Collection entries

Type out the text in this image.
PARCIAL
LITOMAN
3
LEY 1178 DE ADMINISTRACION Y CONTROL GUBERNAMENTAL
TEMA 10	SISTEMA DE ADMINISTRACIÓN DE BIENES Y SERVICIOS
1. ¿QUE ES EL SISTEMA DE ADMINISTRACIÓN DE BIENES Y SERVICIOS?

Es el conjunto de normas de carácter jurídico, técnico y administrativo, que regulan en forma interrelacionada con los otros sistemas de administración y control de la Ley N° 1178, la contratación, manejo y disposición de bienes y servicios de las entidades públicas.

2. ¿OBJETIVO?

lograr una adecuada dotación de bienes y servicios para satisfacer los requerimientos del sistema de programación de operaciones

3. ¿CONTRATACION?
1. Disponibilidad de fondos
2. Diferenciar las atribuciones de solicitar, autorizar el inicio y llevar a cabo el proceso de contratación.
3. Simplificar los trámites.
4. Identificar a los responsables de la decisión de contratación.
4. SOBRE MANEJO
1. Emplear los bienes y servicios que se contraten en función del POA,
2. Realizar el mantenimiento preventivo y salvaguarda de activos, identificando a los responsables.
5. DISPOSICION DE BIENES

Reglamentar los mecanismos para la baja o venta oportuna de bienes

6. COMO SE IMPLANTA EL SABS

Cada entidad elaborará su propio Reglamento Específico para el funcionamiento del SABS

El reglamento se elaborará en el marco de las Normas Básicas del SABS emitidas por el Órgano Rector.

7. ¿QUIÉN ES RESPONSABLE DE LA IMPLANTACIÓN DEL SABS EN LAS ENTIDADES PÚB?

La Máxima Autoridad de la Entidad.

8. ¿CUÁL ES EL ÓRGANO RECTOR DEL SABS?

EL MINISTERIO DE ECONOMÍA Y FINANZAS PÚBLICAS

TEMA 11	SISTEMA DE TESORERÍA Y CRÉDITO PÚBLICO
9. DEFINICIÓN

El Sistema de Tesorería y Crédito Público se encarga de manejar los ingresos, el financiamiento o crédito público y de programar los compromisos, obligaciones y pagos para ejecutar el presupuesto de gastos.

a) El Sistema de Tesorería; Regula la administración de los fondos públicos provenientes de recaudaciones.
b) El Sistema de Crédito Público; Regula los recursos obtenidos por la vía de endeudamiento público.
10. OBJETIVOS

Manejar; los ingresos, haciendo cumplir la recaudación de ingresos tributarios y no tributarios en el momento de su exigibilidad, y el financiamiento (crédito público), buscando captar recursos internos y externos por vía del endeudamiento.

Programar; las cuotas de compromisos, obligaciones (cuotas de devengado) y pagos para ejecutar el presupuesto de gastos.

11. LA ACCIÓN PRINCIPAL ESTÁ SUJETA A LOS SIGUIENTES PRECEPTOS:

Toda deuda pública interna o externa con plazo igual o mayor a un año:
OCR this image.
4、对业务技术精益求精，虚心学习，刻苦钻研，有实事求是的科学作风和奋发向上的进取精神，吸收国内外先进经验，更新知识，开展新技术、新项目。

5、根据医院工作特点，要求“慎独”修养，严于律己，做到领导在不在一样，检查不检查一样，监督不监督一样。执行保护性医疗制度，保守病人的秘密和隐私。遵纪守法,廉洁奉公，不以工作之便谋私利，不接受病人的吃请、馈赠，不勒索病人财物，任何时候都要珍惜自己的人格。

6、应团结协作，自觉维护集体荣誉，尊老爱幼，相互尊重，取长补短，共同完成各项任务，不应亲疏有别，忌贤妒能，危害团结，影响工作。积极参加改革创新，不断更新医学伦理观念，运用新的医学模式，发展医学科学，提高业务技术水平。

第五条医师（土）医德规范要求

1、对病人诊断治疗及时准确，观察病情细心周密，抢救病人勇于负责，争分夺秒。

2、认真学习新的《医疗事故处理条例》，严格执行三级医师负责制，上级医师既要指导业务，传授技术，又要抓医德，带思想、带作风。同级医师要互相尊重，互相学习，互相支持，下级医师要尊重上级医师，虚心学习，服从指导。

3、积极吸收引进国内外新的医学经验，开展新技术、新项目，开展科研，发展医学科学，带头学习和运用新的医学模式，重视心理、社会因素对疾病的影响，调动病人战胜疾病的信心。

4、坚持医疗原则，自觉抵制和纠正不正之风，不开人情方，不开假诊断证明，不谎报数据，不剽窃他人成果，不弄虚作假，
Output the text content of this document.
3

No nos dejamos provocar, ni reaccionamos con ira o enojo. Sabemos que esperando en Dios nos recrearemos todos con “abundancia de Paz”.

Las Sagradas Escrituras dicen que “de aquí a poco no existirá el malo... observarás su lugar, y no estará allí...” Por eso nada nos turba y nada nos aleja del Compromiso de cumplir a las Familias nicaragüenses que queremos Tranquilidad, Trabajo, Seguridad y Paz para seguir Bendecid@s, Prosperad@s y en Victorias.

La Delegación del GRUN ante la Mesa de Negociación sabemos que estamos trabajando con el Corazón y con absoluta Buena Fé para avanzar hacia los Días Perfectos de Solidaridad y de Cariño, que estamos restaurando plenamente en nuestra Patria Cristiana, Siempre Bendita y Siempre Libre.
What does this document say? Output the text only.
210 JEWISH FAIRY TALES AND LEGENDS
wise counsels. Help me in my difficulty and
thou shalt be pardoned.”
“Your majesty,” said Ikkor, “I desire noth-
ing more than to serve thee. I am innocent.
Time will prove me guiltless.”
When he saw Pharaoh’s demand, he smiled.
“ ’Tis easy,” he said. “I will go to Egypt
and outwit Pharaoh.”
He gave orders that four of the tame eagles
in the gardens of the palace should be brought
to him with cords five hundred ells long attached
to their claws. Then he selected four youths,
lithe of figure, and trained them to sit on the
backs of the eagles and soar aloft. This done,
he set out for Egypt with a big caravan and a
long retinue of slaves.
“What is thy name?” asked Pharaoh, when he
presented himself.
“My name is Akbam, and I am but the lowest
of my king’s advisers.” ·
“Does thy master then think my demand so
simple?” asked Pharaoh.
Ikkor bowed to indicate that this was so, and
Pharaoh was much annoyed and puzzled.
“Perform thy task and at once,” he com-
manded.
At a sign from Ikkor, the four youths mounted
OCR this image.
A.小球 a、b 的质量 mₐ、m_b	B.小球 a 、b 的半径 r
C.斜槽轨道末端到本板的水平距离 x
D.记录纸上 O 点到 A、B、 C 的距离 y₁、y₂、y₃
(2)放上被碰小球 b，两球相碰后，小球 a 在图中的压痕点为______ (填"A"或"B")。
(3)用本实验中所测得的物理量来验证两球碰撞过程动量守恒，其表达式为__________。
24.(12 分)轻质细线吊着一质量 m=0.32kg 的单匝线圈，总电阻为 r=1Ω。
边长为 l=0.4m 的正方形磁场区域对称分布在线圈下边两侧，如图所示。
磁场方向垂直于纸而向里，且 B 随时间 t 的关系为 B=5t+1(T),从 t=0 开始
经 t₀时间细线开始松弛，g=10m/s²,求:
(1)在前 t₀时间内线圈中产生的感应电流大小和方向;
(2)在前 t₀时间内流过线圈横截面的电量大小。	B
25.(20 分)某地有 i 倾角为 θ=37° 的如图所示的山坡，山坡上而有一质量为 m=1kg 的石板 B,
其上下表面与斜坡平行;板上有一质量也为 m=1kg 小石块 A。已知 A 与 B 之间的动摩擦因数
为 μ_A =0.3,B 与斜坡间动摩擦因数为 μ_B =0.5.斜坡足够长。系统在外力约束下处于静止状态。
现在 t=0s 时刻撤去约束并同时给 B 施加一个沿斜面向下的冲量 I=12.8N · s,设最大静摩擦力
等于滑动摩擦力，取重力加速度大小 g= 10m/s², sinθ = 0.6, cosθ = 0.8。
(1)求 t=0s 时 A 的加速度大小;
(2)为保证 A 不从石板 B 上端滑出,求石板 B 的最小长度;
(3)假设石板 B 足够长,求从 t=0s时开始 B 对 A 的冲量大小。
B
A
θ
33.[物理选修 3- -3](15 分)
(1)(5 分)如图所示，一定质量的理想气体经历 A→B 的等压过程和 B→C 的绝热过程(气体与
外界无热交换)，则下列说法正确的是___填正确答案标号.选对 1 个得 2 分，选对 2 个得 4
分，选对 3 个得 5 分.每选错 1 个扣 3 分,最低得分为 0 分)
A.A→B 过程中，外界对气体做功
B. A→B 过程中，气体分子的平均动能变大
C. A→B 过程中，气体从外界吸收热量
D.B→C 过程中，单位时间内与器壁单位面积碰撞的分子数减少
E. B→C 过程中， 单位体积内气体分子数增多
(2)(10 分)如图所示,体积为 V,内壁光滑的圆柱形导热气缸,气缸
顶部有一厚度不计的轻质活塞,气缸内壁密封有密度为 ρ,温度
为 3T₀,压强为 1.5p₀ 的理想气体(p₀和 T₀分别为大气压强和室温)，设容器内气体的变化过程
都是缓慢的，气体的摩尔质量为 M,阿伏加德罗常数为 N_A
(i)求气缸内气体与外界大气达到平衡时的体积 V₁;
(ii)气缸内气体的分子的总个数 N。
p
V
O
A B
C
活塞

▶ _SHORT TASK_
Gather each line of the listing containing the word "text" and show it.

▶ _COMPLETE RESPONSE_
Type out the text in this image.
Output the text content of this document.
What does this document say? Output the text only.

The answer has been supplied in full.